(Dataset records)
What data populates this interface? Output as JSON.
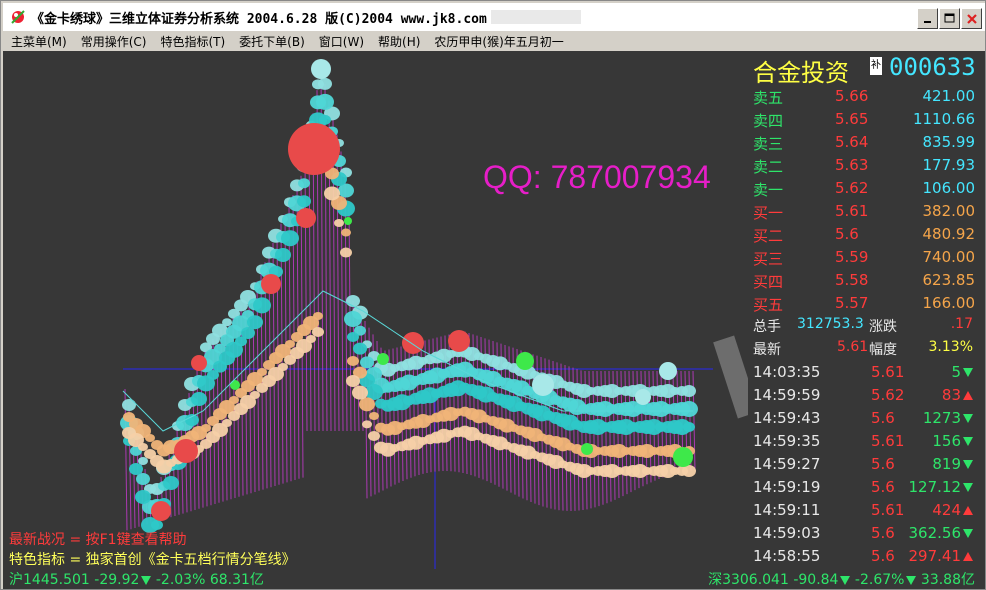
{
  "window": {
    "title": "《金卡绣球》三维立体证券分析系统 2004.6.28 版(C)2004 www.jk8.com"
  },
  "menu": [
    {
      "label": "主菜单(M)"
    },
    {
      "label": "常用操作(C)"
    },
    {
      "label": "特色指标(T)"
    },
    {
      "label": "委托下单(B)"
    },
    {
      "label": "窗口(W)"
    },
    {
      "label": "帮助(H)"
    },
    {
      "label": "农历甲申(猴)年五月初一"
    }
  ],
  "watermark": "QQ: 787007934",
  "notes": {
    "latest": "最新战况 = 按F1键查看帮助",
    "feature": "特色指标 = 独家首创《金卡五档行情分笔线》"
  },
  "index_sh": {
    "label": "沪",
    "value": "1445.501",
    "change": "-29.92",
    "pct": "-2.03%",
    "amount": "68.31亿"
  },
  "index_sz": {
    "label": "深",
    "value": "3306.041",
    "change": "-90.84",
    "pct": "-2.67%",
    "amount": "33.88亿"
  },
  "stock": {
    "name": "合金投资",
    "tag": "补",
    "code": "000633"
  },
  "order_book": [
    {
      "label": "卖五",
      "price": "5.66",
      "volume": "421.00"
    },
    {
      "label": "卖四",
      "price": "5.65",
      "volume": "1110.66"
    },
    {
      "label": "卖三",
      "price": "5.64",
      "volume": "835.99"
    },
    {
      "label": "卖二",
      "price": "5.63",
      "volume": "177.93"
    },
    {
      "label": "卖一",
      "price": "5.62",
      "volume": "106.00"
    },
    {
      "label": "买一",
      "price": "5.61",
      "volume": "382.00"
    },
    {
      "label": "买二",
      "price": "5.6",
      "volume": "480.92"
    },
    {
      "label": "买三",
      "price": "5.59",
      "volume": "740.00"
    },
    {
      "label": "买四",
      "price": "5.58",
      "volume": "623.85"
    },
    {
      "label": "买五",
      "price": "5.57",
      "volume": "166.00"
    }
  ],
  "stats": {
    "total_label": "总手",
    "total": "312753.3",
    "change_label": "涨跌",
    "change": ".17",
    "latest_label": "最新",
    "latest": "5.61",
    "range_label": "幅度",
    "range": "3.13%"
  },
  "ticks": [
    {
      "time": "14:03:35",
      "price": "5.61",
      "volume": "5",
      "dir": "down"
    },
    {
      "time": "14:59:59",
      "price": "5.62",
      "volume": "83",
      "dir": "up"
    },
    {
      "time": "14:59:43",
      "price": "5.6",
      "volume": "1273",
      "dir": "down"
    },
    {
      "time": "14:59:35",
      "price": "5.61",
      "volume": "156",
      "dir": "down"
    },
    {
      "time": "14:59:27",
      "price": "5.6",
      "volume": "819",
      "dir": "down"
    },
    {
      "time": "14:59:19",
      "price": "5.6",
      "volume": "127.12",
      "dir": "down"
    },
    {
      "time": "14:59:11",
      "price": "5.61",
      "volume": "424",
      "dir": "up"
    },
    {
      "time": "14:59:03",
      "price": "5.6",
      "volume": "362.56",
      "dir": "down"
    },
    {
      "time": "14:58:55",
      "price": "5.6",
      "volume": "297.41",
      "dir": "up"
    }
  ],
  "colors": {
    "background": "#373737",
    "sell": "#2ee56a",
    "buy": "#ff3b3b",
    "price": "#ff3b3b",
    "cyan": "#44e6ff",
    "yellow": "#ffff44",
    "orange": "#f5a54a",
    "magenta": "#e61ec8"
  }
}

(Exercise task):
Write out the records above once more, word for word, with no pictures.

(Answer to the problem):
What data populates this interface? Output as JSON.
{
  "window": {
    "title": "《金卡绣球》三维立体证券分析系统 2004.6.28 版(C)2004 www.jk8.com"
  },
  "menu": [
    {
      "label": "主菜单(M)"
    },
    {
      "label": "常用操作(C)"
    },
    {
      "label": "特色指标(T)"
    },
    {
      "label": "委托下单(B)"
    },
    {
      "label": "窗口(W)"
    },
    {
      "label": "帮助(H)"
    },
    {
      "label": "农历甲申(猴)年五月初一"
    }
  ],
  "watermark": "QQ: 787007934",
  "notes": {
    "latest": "最新战况 = 按F1键查看帮助",
    "feature": "特色指标 = 独家首创《金卡五档行情分笔线》"
  },
  "index_sh": {
    "label": "沪",
    "value": "1445.501",
    "change": "-29.92",
    "pct": "-2.03%",
    "amount": "68.31亿"
  },
  "index_sz": {
    "label": "深",
    "value": "3306.041",
    "change": "-90.84",
    "pct": "-2.67%",
    "amount": "33.88亿"
  },
  "stock": {
    "name": "合金投资",
    "tag": "补",
    "code": "000633"
  },
  "order_book": [
    {
      "label": "卖五",
      "price": "5.66",
      "volume": "421.00"
    },
    {
      "label": "卖四",
      "price": "5.65",
      "volume": "1110.66"
    },
    {
      "label": "卖三",
      "price": "5.64",
      "volume": "835.99"
    },
    {
      "label": "卖二",
      "price": "5.63",
      "volume": "177.93"
    },
    {
      "label": "卖一",
      "price": "5.62",
      "volume": "106.00"
    },
    {
      "label": "买一",
      "price": "5.61",
      "volume": "382.00"
    },
    {
      "label": "买二",
      "price": "5.6",
      "volume": "480.92"
    },
    {
      "label": "买三",
      "price": "5.59",
      "volume": "740.00"
    },
    {
      "label": "买四",
      "price": "5.58",
      "volume": "623.85"
    },
    {
      "label": "买五",
      "price": "5.57",
      "volume": "166.00"
    }
  ],
  "stats": {
    "total_label": "总手",
    "total": "312753.3",
    "change_label": "涨跌",
    "change": ".17",
    "latest_label": "最新",
    "latest": "5.61",
    "range_label": "幅度",
    "range": "3.13%"
  },
  "ticks": [
    {
      "time": "14:03:35",
      "price": "5.61",
      "volume": "5",
      "dir": "down"
    },
    {
      "time": "14:59:59",
      "price": "5.62",
      "volume": "83",
      "dir": "up"
    },
    {
      "time": "14:59:43",
      "price": "5.6",
      "volume": "1273",
      "dir": "down"
    },
    {
      "time": "14:59:35",
      "price": "5.61",
      "volume": "156",
      "dir": "down"
    },
    {
      "time": "14:59:27",
      "price": "5.6",
      "volume": "819",
      "dir": "down"
    },
    {
      "time": "14:59:19",
      "price": "5.6",
      "volume": "127.12",
      "dir": "down"
    },
    {
      "time": "14:59:11",
      "price": "5.61",
      "volume": "424",
      "dir": "up"
    },
    {
      "time": "14:59:03",
      "price": "5.6",
      "volume": "362.56",
      "dir": "down"
    },
    {
      "time": "14:58:55",
      "price": "5.6",
      "volume": "297.41",
      "dir": "up"
    }
  ],
  "colors": {
    "background": "#373737",
    "sell": "#2ee56a",
    "buy": "#ff3b3b",
    "price": "#ff3b3b",
    "cyan": "#44e6ff",
    "yellow": "#ffff44",
    "orange": "#f5a54a",
    "magenta": "#e61ec8"
  }
}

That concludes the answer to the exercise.